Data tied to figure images

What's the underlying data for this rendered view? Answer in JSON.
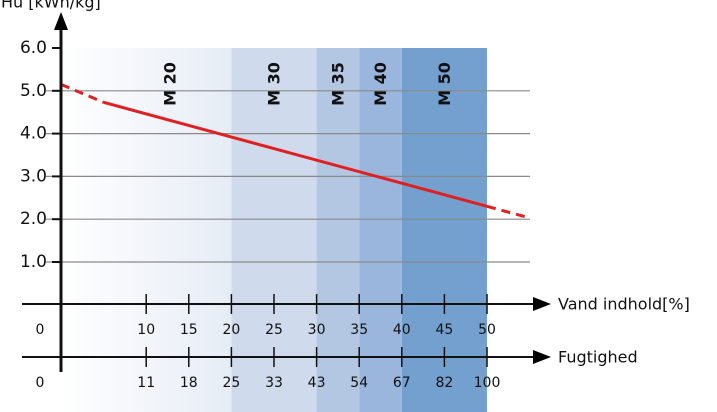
{
  "chart_data": {
    "type": "line",
    "ylabel": "Hu [kWh/kg]",
    "xlabel": "Vand indhold[%]",
    "x2label": "Fugtighed",
    "ylim": [
      0,
      6
    ],
    "xlim": [
      0,
      55
    ],
    "yticks": [
      "1.0",
      "2.0",
      "3.0",
      "4.0",
      "5.0",
      "6.0"
    ],
    "xticks": [
      {
        "value": 10,
        "label": "10"
      },
      {
        "value": 15,
        "label": "15"
      },
      {
        "value": 20,
        "label": "20"
      },
      {
        "value": 25,
        "label": "25"
      },
      {
        "value": 30,
        "label": "30"
      },
      {
        "value": 35,
        "label": "35"
      },
      {
        "value": 40,
        "label": "40"
      },
      {
        "value": 45,
        "label": "45"
      },
      {
        "value": 50,
        "label": "50"
      }
    ],
    "x2ticks": [
      {
        "value": 10,
        "label": "11"
      },
      {
        "value": 15,
        "label": "18"
      },
      {
        "value": 20,
        "label": "25"
      },
      {
        "value": 25,
        "label": "33"
      },
      {
        "value": 30,
        "label": "43"
      },
      {
        "value": 35,
        "label": "54"
      },
      {
        "value": 40,
        "label": "67"
      },
      {
        "value": 45,
        "label": "82"
      },
      {
        "value": 50,
        "label": "100"
      }
    ],
    "origin_label": "0",
    "origin_label_2": "0",
    "zones": [
      {
        "label": "M 20",
        "from": 0,
        "to": 20,
        "color": "#f6f8fc"
      },
      {
        "label": "M 30",
        "from": 20,
        "to": 30,
        "color": "#cfdbed"
      },
      {
        "label": "M 35",
        "from": 30,
        "to": 35,
        "color": "#b3c7e3"
      },
      {
        "label": "M 40",
        "from": 35,
        "to": 40,
        "color": "#9ab6dc"
      },
      {
        "label": "M 50",
        "from": 40,
        "to": 50,
        "color": "#74a0d0"
      }
    ],
    "series": [
      {
        "color": "#e02020",
        "solid": [
          {
            "x": 5,
            "y": 4.73
          },
          {
            "x": 50,
            "y": 2.3
          }
        ],
        "dashed_start": [
          {
            "x": 0,
            "y": 5.15
          },
          {
            "x": 5,
            "y": 4.73
          }
        ],
        "dashed_end": [
          {
            "x": 50,
            "y": 2.3
          },
          {
            "x": 55,
            "y": 2.03
          }
        ]
      }
    ]
  }
}
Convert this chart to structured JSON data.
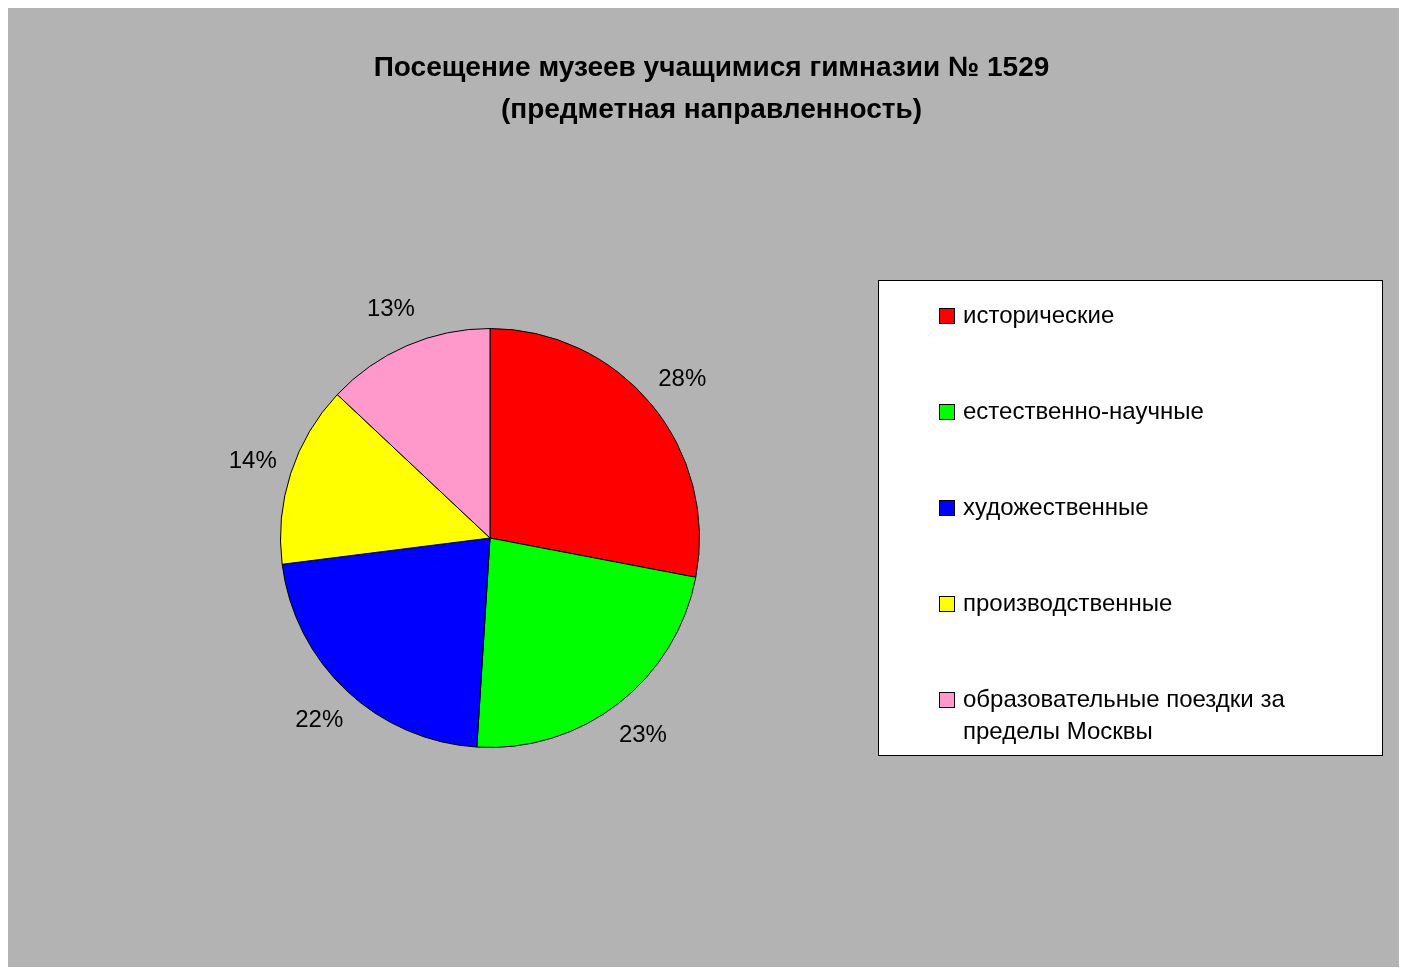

Given exercise>
Copy each line exactly, and leave the pictures out of your copy.

Task output>
What's the underlying data for this rendered view? Answer in JSON.
{
  "chart_data": {
    "type": "line",
    "ylabel": "Hu [kWh/kg]",
    "xlabel": "Vand indhold[%]",
    "x2label": "Fugtighed",
    "ylim": [
      0,
      6
    ],
    "xlim": [
      0,
      55
    ],
    "yticks": [
      "1.0",
      "2.0",
      "3.0",
      "4.0",
      "5.0",
      "6.0"
    ],
    "xticks": [
      {
        "value": 10,
        "label": "10"
      },
      {
        "value": 15,
        "label": "15"
      },
      {
        "value": 20,
        "label": "20"
      },
      {
        "value": 25,
        "label": "25"
      },
      {
        "value": 30,
        "label": "30"
      },
      {
        "value": 35,
        "label": "35"
      },
      {
        "value": 40,
        "label": "40"
      },
      {
        "value": 45,
        "label": "45"
      },
      {
        "value": 50,
        "label": "50"
      }
    ],
    "x2ticks": [
      {
        "value": 10,
        "label": "11"
      },
      {
        "value": 15,
        "label": "18"
      },
      {
        "value": 20,
        "label": "25"
      },
      {
        "value": 25,
        "label": "33"
      },
      {
        "value": 30,
        "label": "43"
      },
      {
        "value": 35,
        "label": "54"
      },
      {
        "value": 40,
        "label": "67"
      },
      {
        "value": 45,
        "label": "82"
      },
      {
        "value": 50,
        "label": "100"
      }
    ],
    "origin_label": "0",
    "origin_label_2": "0",
    "zones": [
      {
        "label": "M 20",
        "from": 0,
        "to": 20,
        "color": "#f6f8fc"
      },
      {
        "label": "M 30",
        "from": 20,
        "to": 30,
        "color": "#cfdbed"
      },
      {
        "label": "M 35",
        "from": 30,
        "to": 35,
        "color": "#b3c7e3"
      },
      {
        "label": "M 40",
        "from": 35,
        "to": 40,
        "color": "#9ab6dc"
      },
      {
        "label": "M 50",
        "from": 40,
        "to": 50,
        "color": "#74a0d0"
      }
    ],
    "series": [
      {
        "color": "#e02020",
        "solid": [
          {
            "x": 5,
            "y": 4.73
          },
          {
            "x": 50,
            "y": 2.3
          }
        ],
        "dashed_start": [
          {
            "x": 0,
            "y": 5.15
          },
          {
            "x": 5,
            "y": 4.73
          }
        ],
        "dashed_end": [
          {
            "x": 50,
            "y": 2.3
          },
          {
            "x": 55,
            "y": 2.03
          }
        ]
      }
    ]
  }
}
Convert this chart to structured JSON data.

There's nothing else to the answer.